## THE REQUEST
Can you output every one of the rows below verbatim, leaving out the pictures?

## RECORDS PROVIDED
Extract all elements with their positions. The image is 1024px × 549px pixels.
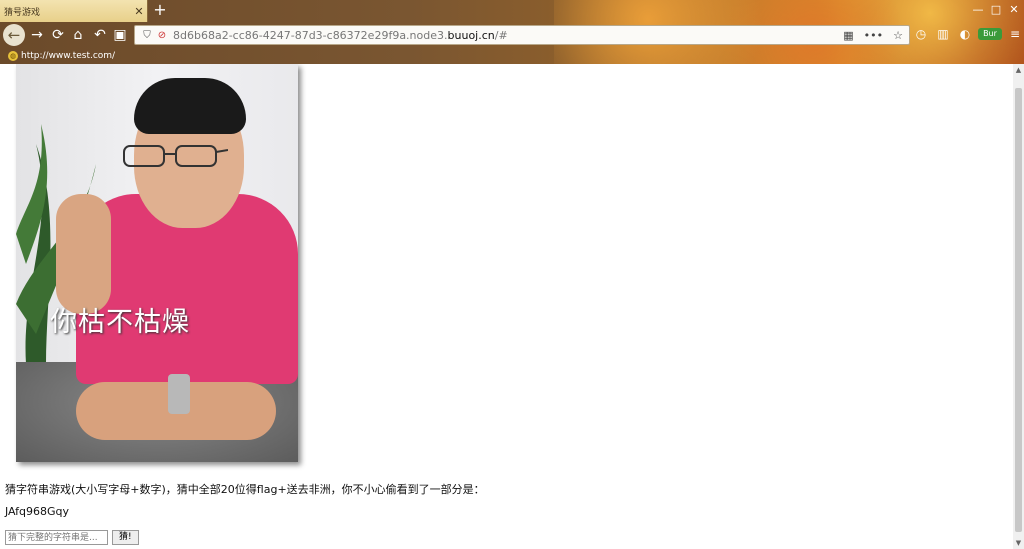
bookmark-label: http://www.test.com/ [21, 51, 116, 61]
navigation-bar: ← → ⟳ ⌂ ↶ ▣ ⛉ ⊘ 8d6b68a2-cc86-4247-87d3-… [0, 22, 1024, 48]
globe-icon: ◍ [8, 51, 18, 61]
reader-icon[interactable]: ▣ [110, 25, 130, 45]
new-tab-button[interactable]: + [151, 1, 169, 19]
close-window-button[interactable]: ✕ [1004, 3, 1024, 16]
reload-button[interactable]: ⟳ [48, 25, 68, 45]
bookmark-star-icon[interactable]: ☆ [893, 29, 903, 42]
close-tab-icon[interactable]: ✕ [131, 5, 147, 18]
guess-input[interactable] [5, 530, 108, 545]
active-tab[interactable]: 猜号游戏 ✕ [0, 0, 148, 22]
page-actions-icon[interactable]: ••• [864, 29, 883, 42]
page-content: 你枯不枯燥 猜字符串游戏(大小写字母+数字)，猜中全部20位得flag+送去非洲… [0, 64, 1013, 549]
vertical-scrollbar[interactable]: ▲ ▼ [1013, 64, 1024, 549]
forward-button[interactable]: → [27, 25, 47, 45]
maximize-button[interactable]: □ [986, 3, 1006, 16]
meme-image: 你枯不枯燥 [16, 64, 298, 462]
minimize-button[interactable]: — [968, 3, 988, 16]
burp-extension-badge[interactable]: Bur [978, 28, 1002, 40]
undo-close-icon[interactable]: ↶ [90, 25, 110, 45]
url-actions: ▦ ••• ☆ [843, 29, 909, 42]
guess-button[interactable]: 猜! [112, 530, 139, 545]
bookmark-item[interactable]: ◍ http://www.test.com/ [8, 51, 115, 61]
game-description: 猜字符串游戏(大小写字母+数字)，猜中全部20位得flag+送去非洲，你不小心偷… [5, 483, 485, 496]
scrollbar-thumb[interactable] [1015, 88, 1022, 532]
home-button[interactable]: ⌂ [68, 25, 88, 45]
toolbar-right: ◷ ▥ ◐ Bur ≡ [912, 25, 1024, 43]
shield-icon[interactable]: ⛉ [139, 30, 155, 41]
guess-form: 猜! [5, 530, 139, 545]
scroll-down-arrow-icon[interactable]: ▼ [1013, 537, 1024, 549]
insecure-lock-icon[interactable]: ⊘ [155, 30, 169, 41]
extension-icon[interactable]: ◐ [956, 25, 974, 43]
qr-code-icon[interactable]: ▦ [843, 29, 853, 42]
scroll-up-arrow-icon[interactable]: ▲ [1013, 64, 1024, 76]
back-button[interactable]: ← [3, 24, 25, 46]
tab-title: 猜号游戏 [4, 7, 41, 18]
image-caption: 你枯不枯燥 [50, 307, 190, 338]
history-icon[interactable]: ◷ [912, 25, 930, 43]
partial-string: JAfq968Gqy [5, 505, 70, 518]
browser-chrome: 猜号游戏 ✕ + — □ ✕ ← → ⟳ ⌂ ↶ ▣ ⛉ ⊘ 8d6b68a2-… [0, 0, 1024, 64]
bookmarks-bar: ◍ http://www.test.com/ [0, 48, 1024, 64]
sidebar-icon[interactable]: ▥ [934, 25, 952, 43]
address-bar[interactable]: ⛉ ⊘ 8d6b68a2-cc86-4247-87d3-c86372e29f9a… [134, 25, 910, 45]
url-text: 8d6b68a2-cc86-4247-87d3-c86372e29f9a.nod… [173, 28, 508, 42]
menu-icon[interactable]: ≡ [1006, 25, 1024, 43]
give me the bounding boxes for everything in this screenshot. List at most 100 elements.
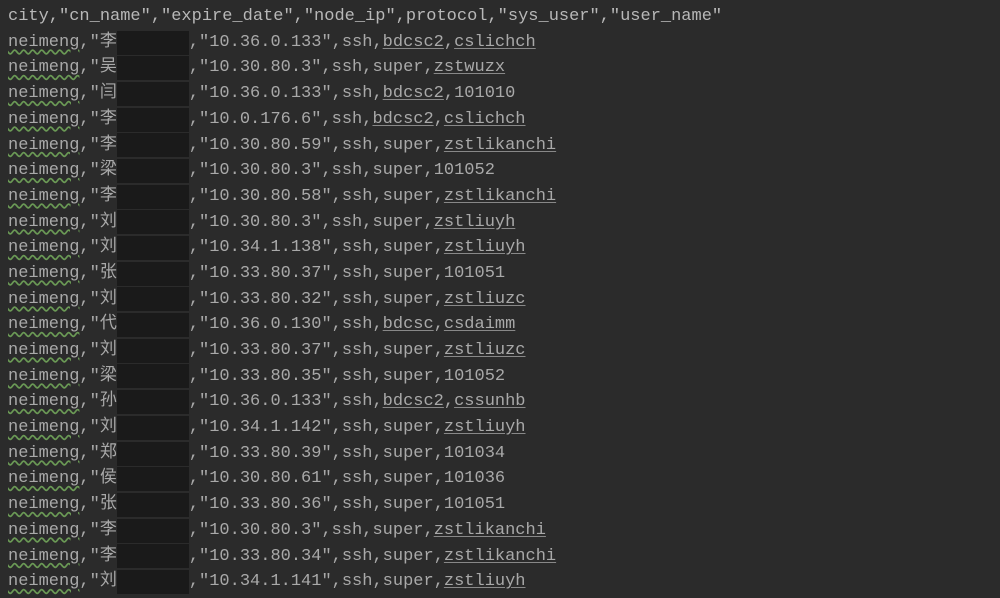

## RESULT BELOW
Extract all elements with their positions. The image is 1024px × 549px pixels.
bookmark-label: http://www.test.com/ [21, 51, 116, 61]
navigation-bar: ← → ⟳ ⌂ ↶ ▣ ⛉ ⊘ 8d6b68a2-cc86-4247-87d3-… [0, 22, 1024, 48]
globe-icon: ◍ [8, 51, 18, 61]
reader-icon[interactable]: ▣ [110, 25, 130, 45]
new-tab-button[interactable]: + [151, 1, 169, 19]
close-window-button[interactable]: ✕ [1004, 3, 1024, 16]
reload-button[interactable]: ⟳ [48, 25, 68, 45]
bookmark-star-icon[interactable]: ☆ [893, 29, 903, 42]
close-tab-icon[interactable]: ✕ [131, 5, 147, 18]
guess-input[interactable] [5, 530, 108, 545]
active-tab[interactable]: 猜号游戏 ✕ [0, 0, 148, 22]
page-actions-icon[interactable]: ••• [864, 29, 883, 42]
page-content: 你枯不枯燥 猜字符串游戏(大小写字母+数字)，猜中全部20位得flag+送去非洲… [0, 64, 1013, 549]
vertical-scrollbar[interactable]: ▲ ▼ [1013, 64, 1024, 549]
forward-button[interactable]: → [27, 25, 47, 45]
maximize-button[interactable]: □ [986, 3, 1006, 16]
meme-image: 你枯不枯燥 [16, 64, 298, 462]
minimize-button[interactable]: — [968, 3, 988, 16]
burp-extension-badge[interactable]: Bur [978, 28, 1002, 40]
undo-close-icon[interactable]: ↶ [90, 25, 110, 45]
url-actions: ▦ ••• ☆ [843, 29, 909, 42]
guess-button[interactable]: 猜! [112, 530, 139, 545]
bookmark-item[interactable]: ◍ http://www.test.com/ [8, 51, 115, 61]
game-description: 猜字符串游戏(大小写字母+数字)，猜中全部20位得flag+送去非洲，你不小心偷… [5, 483, 485, 496]
scrollbar-thumb[interactable] [1015, 88, 1022, 532]
home-button[interactable]: ⌂ [68, 25, 88, 45]
toolbar-right: ◷ ▥ ◐ Bur ≡ [912, 25, 1024, 43]
shield-icon[interactable]: ⛉ [139, 30, 155, 41]
guess-form: 猜! [5, 530, 139, 545]
scroll-down-arrow-icon[interactable]: ▼ [1013, 537, 1024, 549]
insecure-lock-icon[interactable]: ⊘ [155, 30, 169, 41]
extension-icon[interactable]: ◐ [956, 25, 974, 43]
qr-code-icon[interactable]: ▦ [843, 29, 853, 42]
scroll-up-arrow-icon[interactable]: ▲ [1013, 64, 1024, 76]
back-button[interactable]: ← [3, 24, 25, 46]
tab-title: 猜号游戏 [4, 7, 41, 18]
image-caption: 你枯不枯燥 [50, 307, 190, 338]
history-icon[interactable]: ◷ [912, 25, 930, 43]
partial-string: JAfq968Gqy [5, 505, 70, 518]
browser-chrome: 猜号游戏 ✕ + — □ ✕ ← → ⟳ ⌂ ↶ ▣ ⛉ ⊘ 8d6b68a2-… [0, 0, 1024, 64]
bookmarks-bar: ◍ http://www.test.com/ [0, 48, 1024, 64]
sidebar-icon[interactable]: ▥ [934, 25, 952, 43]
address-bar[interactable]: ⛉ ⊘ 8d6b68a2-cc86-4247-87d3-c86372e29f9a… [134, 25, 910, 45]
url-text: 8d6b68a2-cc86-4247-87d3-c86372e29f9a.nod… [173, 28, 508, 42]
menu-icon[interactable]: ≡ [1006, 25, 1024, 43]
give me the bounding boxes for everything in this screenshot. List at most 100 elements.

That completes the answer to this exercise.